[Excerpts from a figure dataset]
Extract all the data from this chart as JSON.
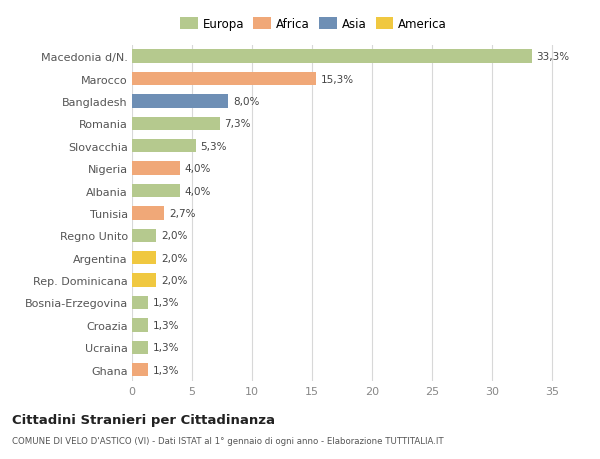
{
  "categories": [
    "Macedonia d/N.",
    "Marocco",
    "Bangladesh",
    "Romania",
    "Slovacchia",
    "Nigeria",
    "Albania",
    "Tunisia",
    "Regno Unito",
    "Argentina",
    "Rep. Dominicana",
    "Bosnia-Erzegovina",
    "Croazia",
    "Ucraina",
    "Ghana"
  ],
  "values": [
    33.3,
    15.3,
    8.0,
    7.3,
    5.3,
    4.0,
    4.0,
    2.7,
    2.0,
    2.0,
    2.0,
    1.3,
    1.3,
    1.3,
    1.3
  ],
  "labels": [
    "33,3%",
    "15,3%",
    "8,0%",
    "7,3%",
    "5,3%",
    "4,0%",
    "4,0%",
    "2,7%",
    "2,0%",
    "2,0%",
    "2,0%",
    "1,3%",
    "1,3%",
    "1,3%",
    "1,3%"
  ],
  "colors": [
    "#b5c98e",
    "#f0a878",
    "#6e8fb5",
    "#b5c98e",
    "#b5c98e",
    "#f0a878",
    "#b5c98e",
    "#f0a878",
    "#b5c98e",
    "#f0c840",
    "#f0c840",
    "#b5c98e",
    "#b5c98e",
    "#b5c98e",
    "#f0a878"
  ],
  "legend_labels": [
    "Europa",
    "Africa",
    "Asia",
    "America"
  ],
  "legend_colors": [
    "#b5c98e",
    "#f0a878",
    "#6e8fb5",
    "#f0c840"
  ],
  "xlim": [
    0,
    36
  ],
  "xticks": [
    0,
    5,
    10,
    15,
    20,
    25,
    30,
    35
  ],
  "title": "Cittadini Stranieri per Cittadinanza",
  "subtitle": "COMUNE DI VELO D'ASTICO (VI) - Dati ISTAT al 1° gennaio di ogni anno - Elaborazione TUTTITALIA.IT",
  "bg_color": "#ffffff",
  "grid_color": "#d8d8d8",
  "bar_height": 0.6
}
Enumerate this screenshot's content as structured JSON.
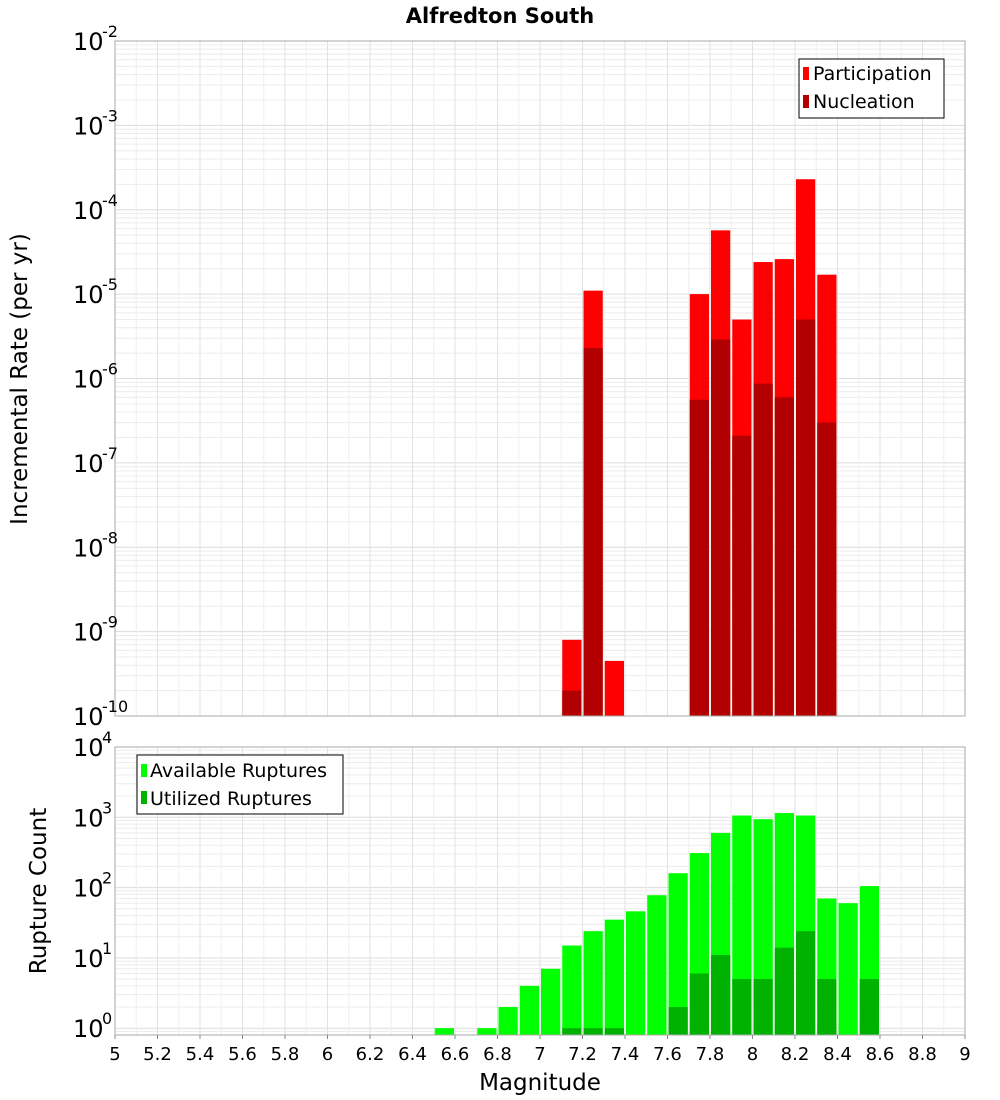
{
  "chart_data": [
    {
      "type": "bar",
      "title": "Alfredton South",
      "ylabel": "Incremental Rate (per yr)",
      "xlabel": "",
      "yscale": "log",
      "ylim": [
        1e-10,
        0.01
      ],
      "xlim": [
        5,
        9
      ],
      "bin_width": 0.1,
      "y_ticks": [
        {
          "base": "10",
          "exp": "-10",
          "value": 1e-10
        },
        {
          "base": "10",
          "exp": "-9",
          "value": 1e-09
        },
        {
          "base": "10",
          "exp": "-8",
          "value": 1e-08
        },
        {
          "base": "10",
          "exp": "-7",
          "value": 1e-07
        },
        {
          "base": "10",
          "exp": "-6",
          "value": 1e-06
        },
        {
          "base": "10",
          "exp": "-5",
          "value": 1e-05
        },
        {
          "base": "10",
          "exp": "-4",
          "value": 0.0001
        },
        {
          "base": "10",
          "exp": "-3",
          "value": 0.001
        },
        {
          "base": "10",
          "exp": "-2",
          "value": 0.01
        }
      ],
      "legend": [
        {
          "label": "Participation",
          "color": "#ff0000"
        },
        {
          "label": "Nucleation",
          "color": "#b20000"
        }
      ],
      "legend_position": "top-right",
      "series": [
        {
          "name": "Participation",
          "color": "#ff0000",
          "points": [
            {
              "x": 7.15,
              "y": 8e-10
            },
            {
              "x": 7.25,
              "y": 1.1e-05
            },
            {
              "x": 7.35,
              "y": 4.5e-10
            },
            {
              "x": 7.75,
              "y": 1e-05
            },
            {
              "x": 7.85,
              "y": 5.7e-05
            },
            {
              "x": 7.95,
              "y": 5e-06
            },
            {
              "x": 8.05,
              "y": 2.4e-05
            },
            {
              "x": 8.15,
              "y": 2.6e-05
            },
            {
              "x": 8.25,
              "y": 0.00023
            },
            {
              "x": 8.35,
              "y": 1.7e-05
            }
          ]
        },
        {
          "name": "Nucleation",
          "color": "#b20000",
          "points": [
            {
              "x": 7.15,
              "y": 2e-10
            },
            {
              "x": 7.25,
              "y": 2.3e-06
            },
            {
              "x": 7.75,
              "y": 5.6e-07
            },
            {
              "x": 7.85,
              "y": 2.9e-06
            },
            {
              "x": 7.95,
              "y": 2.1e-07
            },
            {
              "x": 8.05,
              "y": 8.7e-07
            },
            {
              "x": 8.15,
              "y": 6e-07
            },
            {
              "x": 8.25,
              "y": 5e-06
            },
            {
              "x": 8.35,
              "y": 3e-07
            }
          ]
        }
      ]
    },
    {
      "type": "bar",
      "title": "",
      "ylabel": "Rupture Count",
      "xlabel": "Magnitude",
      "yscale": "log",
      "ylim": [
        0.8,
        10000
      ],
      "xlim": [
        5,
        9
      ],
      "bin_width": 0.1,
      "x_ticks": [
        "5",
        "5.2",
        "5.4",
        "5.6",
        "5.8",
        "6",
        "6.2",
        "6.4",
        "6.6",
        "6.8",
        "7",
        "7.2",
        "7.4",
        "7.6",
        "7.8",
        "8",
        "8.2",
        "8.4",
        "8.6",
        "8.8",
        "9"
      ],
      "y_ticks": [
        {
          "base": "10",
          "exp": "0",
          "value": 1
        },
        {
          "base": "10",
          "exp": "1",
          "value": 10
        },
        {
          "base": "10",
          "exp": "2",
          "value": 100
        },
        {
          "base": "10",
          "exp": "3",
          "value": 1000
        },
        {
          "base": "10",
          "exp": "4",
          "value": 10000
        }
      ],
      "legend": [
        {
          "label": "Available Ruptures",
          "color": "#00ff00"
        },
        {
          "label": "Utilized Ruptures",
          "color": "#00b200"
        }
      ],
      "legend_position": "top-left",
      "series": [
        {
          "name": "Available Ruptures",
          "color": "#00ff00",
          "points": [
            {
              "x": 6.55,
              "y": 1
            },
            {
              "x": 6.75,
              "y": 1
            },
            {
              "x": 6.85,
              "y": 2
            },
            {
              "x": 6.95,
              "y": 4
            },
            {
              "x": 7.05,
              "y": 7
            },
            {
              "x": 7.15,
              "y": 15
            },
            {
              "x": 7.25,
              "y": 24
            },
            {
              "x": 7.35,
              "y": 35
            },
            {
              "x": 7.45,
              "y": 46
            },
            {
              "x": 7.55,
              "y": 78
            },
            {
              "x": 7.65,
              "y": 160
            },
            {
              "x": 7.75,
              "y": 310
            },
            {
              "x": 7.85,
              "y": 600
            },
            {
              "x": 7.95,
              "y": 1060
            },
            {
              "x": 8.05,
              "y": 940
            },
            {
              "x": 8.15,
              "y": 1150
            },
            {
              "x": 8.25,
              "y": 1060
            },
            {
              "x": 8.35,
              "y": 70
            },
            {
              "x": 8.45,
              "y": 60
            },
            {
              "x": 8.55,
              "y": 105
            }
          ]
        },
        {
          "name": "Utilized Ruptures",
          "color": "#00b200",
          "points": [
            {
              "x": 7.15,
              "y": 1
            },
            {
              "x": 7.25,
              "y": 1
            },
            {
              "x": 7.35,
              "y": 1
            },
            {
              "x": 7.65,
              "y": 2
            },
            {
              "x": 7.75,
              "y": 6
            },
            {
              "x": 7.85,
              "y": 11
            },
            {
              "x": 7.95,
              "y": 5
            },
            {
              "x": 8.05,
              "y": 5
            },
            {
              "x": 8.15,
              "y": 14
            },
            {
              "x": 8.25,
              "y": 24
            },
            {
              "x": 8.35,
              "y": 5
            },
            {
              "x": 8.55,
              "y": 5
            }
          ]
        }
      ]
    }
  ]
}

* What is expected
Only a number is needed: how many lines of the material above contain "JSON"?

* Answer
2